MATERIALS PROVIDED |
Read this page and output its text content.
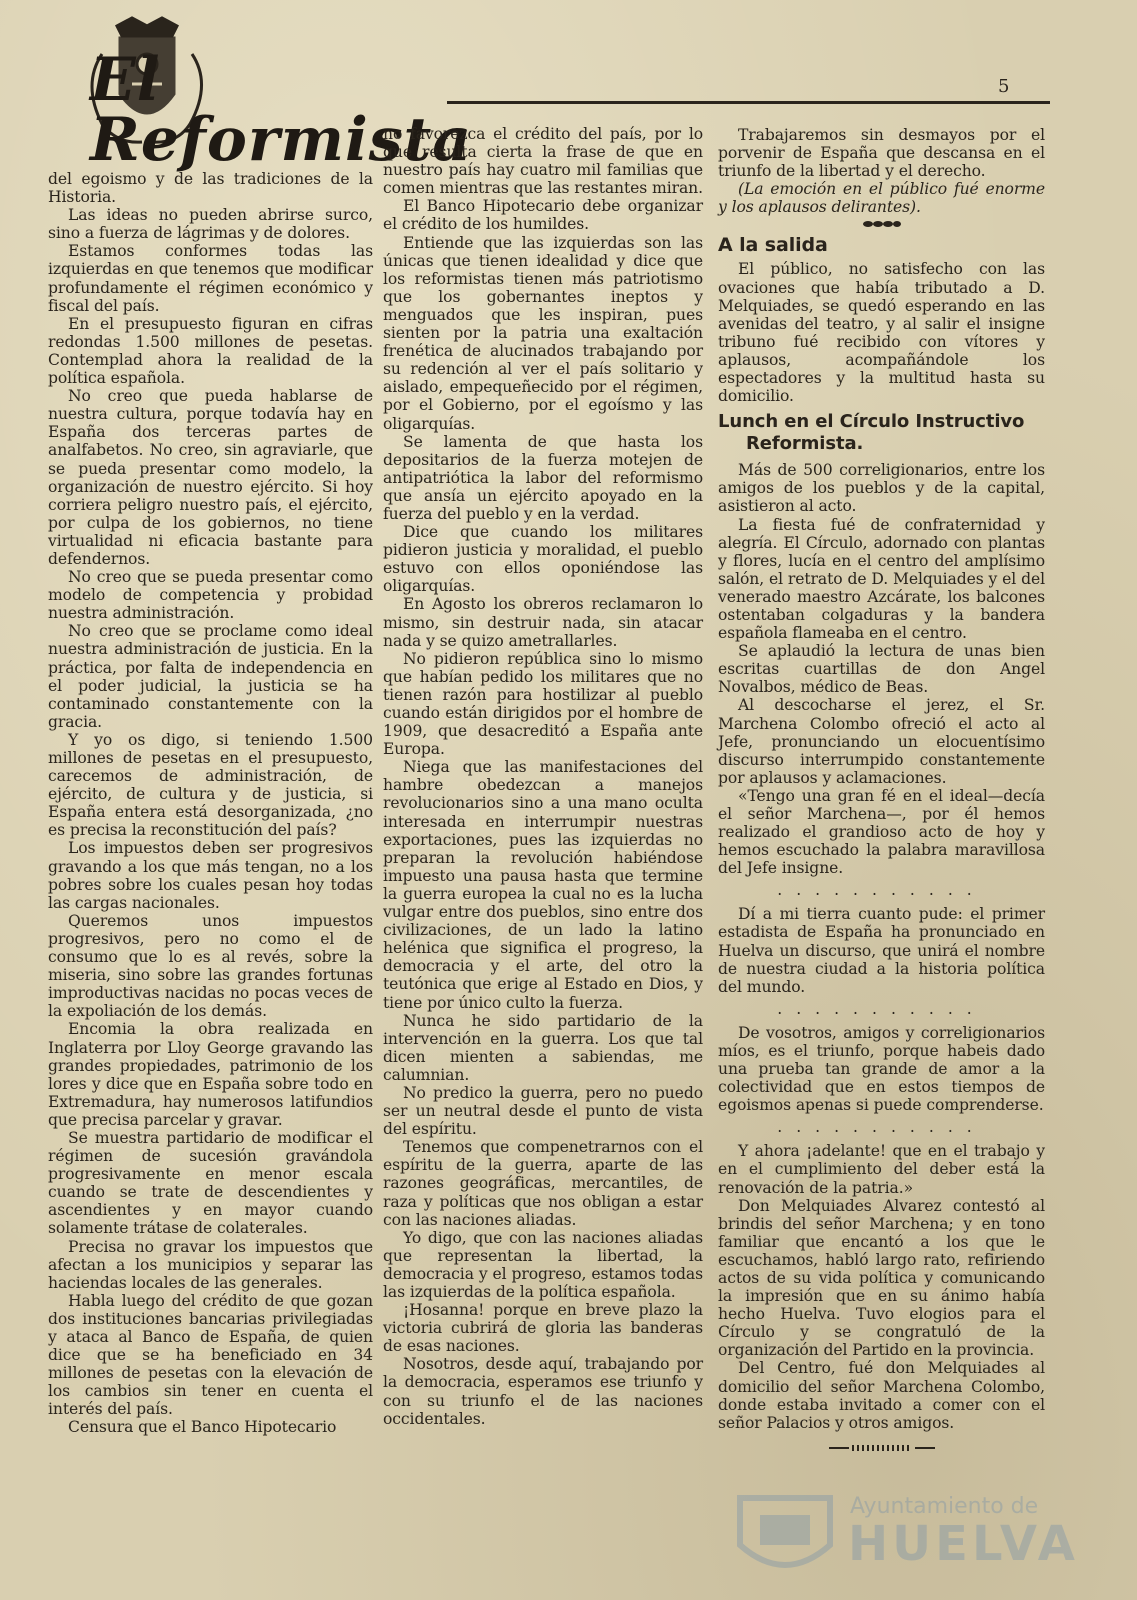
El Reformista
5

del egoismo y de las tradiciones de la Historia.

Las ideas no pueden abrirse surco, sino a fuerza de lágrimas y de dolores.

Estamos conformes todas las izquierdas en que tenemos que modificar profundamente el régimen económico y fiscal del país.

En el presupuesto figuran en cifras redondas 1.500 millones de pesetas. Contemplad ahora la realidad de la política española.

No creo que pueda hablarse de nuestra cultura, porque todavía hay en España dos terceras partes de analfabetos. No creo, sin agraviarle, que se pueda presentar como modelo, la organización de nuestro ejército. Si hoy corriera peligro nuestro país, el ejército, por culpa de los gobiernos, no tiene virtualidad ni eficacia bastante para defendernos.

No creo que se pueda presentar como modelo de competencia y probidad nuestra administración.

No creo que se proclame como ideal nuestra administración de justicia. En la práctica, por falta de independencia en el poder judicial, la justicia se ha contaminado constantemente con la gracia.

Y yo os digo, si teniendo 1.500 millones de pesetas en el presupuesto, carecemos de administración, de ejército, de cultura y de justicia, si España entera está desorganizada, ¿no es precisa la reconstitución del país?

Los impuestos deben ser progresivos gravando a los que más tengan, no a los pobres sobre los cuales pesan hoy todas las cargas nacionales.

Queremos unos impuestos progresivos, pero no como el de consumo que lo es al revés, sobre la miseria, sino sobre las grandes fortunas improductivas nacidas no pocas veces de la expoliación de los demás.

Encomia la obra realizada en Inglaterra por Lloy George gravando las grandes propiedades, patrimonio de los lores y dice que en España sobre todo en Extremadura, hay numerosos latifundios que precisa parcelar y gravar.

Se muestra partidario de modificar el régimen de sucesión gravándola progresivamente en menor escala cuando se trate de descendientes y ascendientes y en mayor cuando solamente trátase de colaterales.

Precisa no gravar los impuestos que afectan a los municipios y separar las haciendas locales de las generales.

Habla luego del crédito de que gozan dos instituciones bancarias privilegiadas y ataca al Banco de España, de quien dice que se ha beneficiado en 34 millones de pesetas con la elevación de los cambios sin tener en cuenta el interés del país.

Censura que el Banco Hipotecario

no favorezca el crédito del país, por lo que resulta cierta la frase de que en nuestro país hay cuatro mil familias que comen mientras que las restantes miran.

El Banco Hipotecario debe organizar el crédito de los humildes.

Entiende que las izquierdas son las únicas que tienen idealidad y dice que los reformistas tienen más patriotismo que los gobernantes ineptos y menguados que les inspiran, pues sienten por la patria una exaltación frenética de alucinados trabajando por su redención al ver el país solitario y aislado, empequeñecido por el régimen, por el Gobierno, por el egoísmo y las oligarquías.

Se lamenta de que hasta los depositarios de la fuerza motejen de antipatriótica la labor del reformismo que ansía un ejército apoyado en la fuerza del pueblo y en la verdad.

Dice que cuando los militares pidieron justicia y moralidad, el pueblo estuvo con ellos oponiéndose las oligarquías.

En Agosto los obreros reclamaron lo mismo, sin destruir nada, sin atacar nada y se quizo ametrallarles.

No pidieron república sino lo mismo que habían pedido los militares que no tienen razón para hostilizar al pueblo cuando están dirigidos por el hombre de 1909, que desacreditó a España ante Europa.

Niega que las manifestaciones del hambre obedezcan a manejos revolucionarios sino a una mano oculta interesada en interrumpir nuestras exportaciones, pues las izquierdas no preparan la revolución habiéndose impuesto una pausa hasta que termine la guerra europea la cual no es la lucha vulgar entre dos pueblos, sino entre dos civilizaciones, de un lado la latino helénica que significa el progreso, la democracia y el arte, del otro la teutónica que erige al Estado en Dios, y tiene por único culto la fuerza.

Nunca he sido partidario de la intervención en la guerra. Los que tal dicen mienten a sabiendas, me calumnian.

No predico la guerra, pero no puedo ser un neutral desde el punto de vista del espíritu.

Tenemos que compenetrarnos con el espíritu de la guerra, aparte de las razones geográficas, mercantiles, de raza y políticas que nos obligan a estar con las naciones aliadas.

Yo digo, que con las naciones aliadas que representan la libertad, la democracia y el progreso, estamos todas las izquierdas de la política española.

¡Hosanna! porque en breve plazo la victoria cubrirá de gloria las banderas de esas naciones.

Nosotros, desde aquí, trabajando por la democracia, esperamos ese triunfo y con su triunfo el de las naciones occidentales.

Trabajaremos sin desmayos por el porvenir de España que descansa en el triunfo de la libertad y el derecho.

(La emoción en el público fué enorme y los aplausos delirantes).

A la salida

El público, no satisfecho con las ovaciones que había tributado a D. Melquiades, se quedó esperando en las avenidas del teatro, y al salir el insigne tribuno fué recibido con vítores y aplausos, acompañándole los espectadores y la multitud hasta su domicilio.

Lunch en el Círculo Instructivo
Reformista.

Más de 500 correligionarios, entre los amigos de los pueblos y de la capital, asistieron al acto.

La fiesta fué de confraternidad y alegría. El Círculo, adornado con plantas y flores, lucía en el centro del amplísimo salón, el retrato de D. Melquiades y el del venerado maestro Azcárate, los balcones ostentaban colgaduras y la bandera española flameaba en el centro.

Se aplaudió la lectura de unas bien escritas cuartillas de don Angel Novalbos, médico de Beas.

Al descocharse el jerez, el Sr. Marchena Colombo ofreció el acto al Jefe, pronunciando un elocuentísimo discurso interrumpido constantemente por aplausos y aclamaciones.

«Tengo una gran fé en el ideal—decía el señor Marchena—, por él hemos realizado el grandioso acto de hoy y hemos escuchado la palabra maravillosa del Jefe insigne.

...........

Dí a mi tierra cuanto pude: el primer estadista de España ha pronunciado en Huelva un discurso, que unirá el nombre de nuestra ciudad a la historia política del mundo.

...........

De vosotros, amigos y correligionarios míos, es el triunfo, porque habeis dado una prueba tan grande de amor a la colectividad que en estos tiempos de egoismos apenas si puede comprenderse.

...........

Y ahora ¡adelante! que en el trabajo y en el cumplimiento del deber está la renovación de la patria.»

Don Melquiades Alvarez contestó al brindis del señor Marchena; y en tono familiar que encantó a los que le escuchamos, habló largo rato, refiriendo actos de su vida política y comunicando la impresión que en su ánimo había hecho Huelva. Tuvo elogios para el Círculo y se congratuló de la organización del Partido en la provincia.

Del Centro, fué don Melquiades al domicilio del señor Marchena Colombo, donde estaba invitado a comer con el señor Palacios y otros amigos.

Ayuntamiento de
HUELVA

STATED GOAL | Repeat the lines above exactly, and keep every picture out.

TASK RESPONSE |
Read this page and output its text content.
El Reformista
5

del egoismo y de las tradiciones de la Historia.

Las ideas no pueden abrirse surco, sino a fuerza de lágrimas y de dolores.

Estamos conformes todas las izquierdas en que tenemos que modificar profundamente el régimen económico y fiscal del país.

En el presupuesto figuran en cifras redondas 1.500 millones de pesetas. Contemplad ahora la realidad de la política española.

No creo que pueda hablarse de nuestra cultura, porque todavía hay en España dos terceras partes de analfabetos. No creo, sin agraviarle, que se pueda presentar como modelo, la organización de nuestro ejército. Si hoy corriera peligro nuestro país, el ejército, por culpa de los gobiernos, no tiene virtualidad ni eficacia bastante para defendernos.

No creo que se pueda presentar como modelo de competencia y probidad nuestra administración.

No creo que se proclame como ideal nuestra administración de justicia. En la práctica, por falta de independencia en el poder judicial, la justicia se ha contaminado constantemente con la gracia.

Y yo os digo, si teniendo 1.500 millones de pesetas en el presupuesto, carecemos de administración, de ejército, de cultura y de justicia, si España entera está desorganizada, ¿no es precisa la reconstitución del país?

Los impuestos deben ser progresivos gravando a los que más tengan, no a los pobres sobre los cuales pesan hoy todas las cargas nacionales.

Queremos unos impuestos progresivos, pero no como el de consumo que lo es al revés, sobre la miseria, sino sobre las grandes fortunas improductivas nacidas no pocas veces de la expoliación de los demás.

Encomia la obra realizada en Inglaterra por Lloy George gravando las grandes propiedades, patrimonio de los lores y dice que en España sobre todo en Extremadura, hay numerosos latifundios que precisa parcelar y gravar.

Se muestra partidario de modificar el régimen de sucesión gravándola progresivamente en menor escala cuando se trate de descendientes y ascendientes y en mayor cuando solamente trátase de colaterales.

Precisa no gravar los impuestos que afectan a los municipios y separar las haciendas locales de las generales.

Habla luego del crédito de que gozan dos instituciones bancarias privilegiadas y ataca al Banco de España, de quien dice que se ha beneficiado en 34 millones de pesetas con la elevación de los cambios sin tener en cuenta el interés del país.

Censura que el Banco Hipotecario

no favorezca el crédito del país, por lo que resulta cierta la frase de que en nuestro país hay cuatro mil familias que comen mientras que las restantes miran.

El Banco Hipotecario debe organizar el crédito de los humildes.

Entiende que las izquierdas son las únicas que tienen idealidad y dice que los reformistas tienen más patriotismo que los gobernantes ineptos y menguados que les inspiran, pues sienten por la patria una exaltación frenética de alucinados trabajando por su redención al ver el país solitario y aislado, empequeñecido por el régimen, por el Gobierno, por el egoísmo y las oligarquías.

Se lamenta de que hasta los depositarios de la fuerza motejen de antipatriótica la labor del reformismo que ansía un ejército apoyado en la fuerza del pueblo y en la verdad.

Dice que cuando los militares pidieron justicia y moralidad, el pueblo estuvo con ellos oponiéndose las oligarquías.

En Agosto los obreros reclamaron lo mismo, sin destruir nada, sin atacar nada y se quizo ametrallarles.

No pidieron república sino lo mismo que habían pedido los militares que no tienen razón para hostilizar al pueblo cuando están dirigidos por el hombre de 1909, que desacreditó a España ante Europa.

Niega que las manifestaciones del hambre obedezcan a manejos revolucionarios sino a una mano oculta interesada en interrumpir nuestras exportaciones, pues las izquierdas no preparan la revolución habiéndose impuesto una pausa hasta que termine la guerra europea la cual no es la lucha vulgar entre dos pueblos, sino entre dos civilizaciones, de un lado la latino helénica que significa el progreso, la democracia y el arte, del otro la teutónica que erige al Estado en Dios, y tiene por único culto la fuerza.

Nunca he sido partidario de la intervención en la guerra. Los que tal dicen mienten a sabiendas, me calumnian.

No predico la guerra, pero no puedo ser un neutral desde el punto de vista del espíritu.

Tenemos que compenetrarnos con el espíritu de la guerra, aparte de las razones geográficas, mercantiles, de raza y políticas que nos obligan a estar con las naciones aliadas.

Yo digo, que con las naciones aliadas que representan la libertad, la democracia y el progreso, estamos todas las izquierdas de la política española.

¡Hosanna! porque en breve plazo la victoria cubrirá de gloria las banderas de esas naciones.

Nosotros, desde aquí, trabajando por la democracia, esperamos ese triunfo y con su triunfo el de las naciones occidentales.

Trabajaremos sin desmayos por el porvenir de España que descansa en el triunfo de la libertad y el derecho.

(La emoción en el público fué enorme y los aplausos delirantes).

A la salida

El público, no satisfecho con las ovaciones que había tributado a D. Melquiades, se quedó esperando en las avenidas del teatro, y al salir el insigne tribuno fué recibido con vítores y aplausos, acompañándole los espectadores y la multitud hasta su domicilio.

Lunch en el Círculo Instructivo
Reformista.

Más de 500 correligionarios, entre los amigos de los pueblos y de la capital, asistieron al acto.

La fiesta fué de confraternidad y alegría. El Círculo, adornado con plantas y flores, lucía en el centro del amplísimo salón, el retrato de D. Melquiades y el del venerado maestro Azcárate, los balcones ostentaban colgaduras y la bandera española flameaba en el centro.

Se aplaudió la lectura de unas bien escritas cuartillas de don Angel Novalbos, médico de Beas.

Al descocharse el jerez, el Sr. Marchena Colombo ofreció el acto al Jefe, pronunciando un elocuentísimo discurso interrumpido constantemente por aplausos y aclamaciones.

«Tengo una gran fé en el ideal—decía el señor Marchena—, por él hemos realizado el grandioso acto de hoy y hemos escuchado la palabra maravillosa del Jefe insigne.

...........

Dí a mi tierra cuanto pude: el primer estadista de España ha pronunciado en Huelva un discurso, que unirá el nombre de nuestra ciudad a la historia política del mundo.

...........

De vosotros, amigos y correligionarios míos, es el triunfo, porque habeis dado una prueba tan grande de amor a la colectividad que en estos tiempos de egoismos apenas si puede comprenderse.

...........

Y ahora ¡adelante! que en el trabajo y en el cumplimiento del deber está la renovación de la patria.»

Don Melquiades Alvarez contestó al brindis del señor Marchena; y en tono familiar que encantó a los que le escuchamos, habló largo rato, refiriendo actos de su vida política y comunicando la impresión que en su ánimo había hecho Huelva. Tuvo elogios para el Círculo y se congratuló de la organización del Partido en la provincia.

Del Centro, fué don Melquiades al domicilio del señor Marchena Colombo, donde estaba invitado a comer con el señor Palacios y otros amigos.

Ayuntamiento de
HUELVA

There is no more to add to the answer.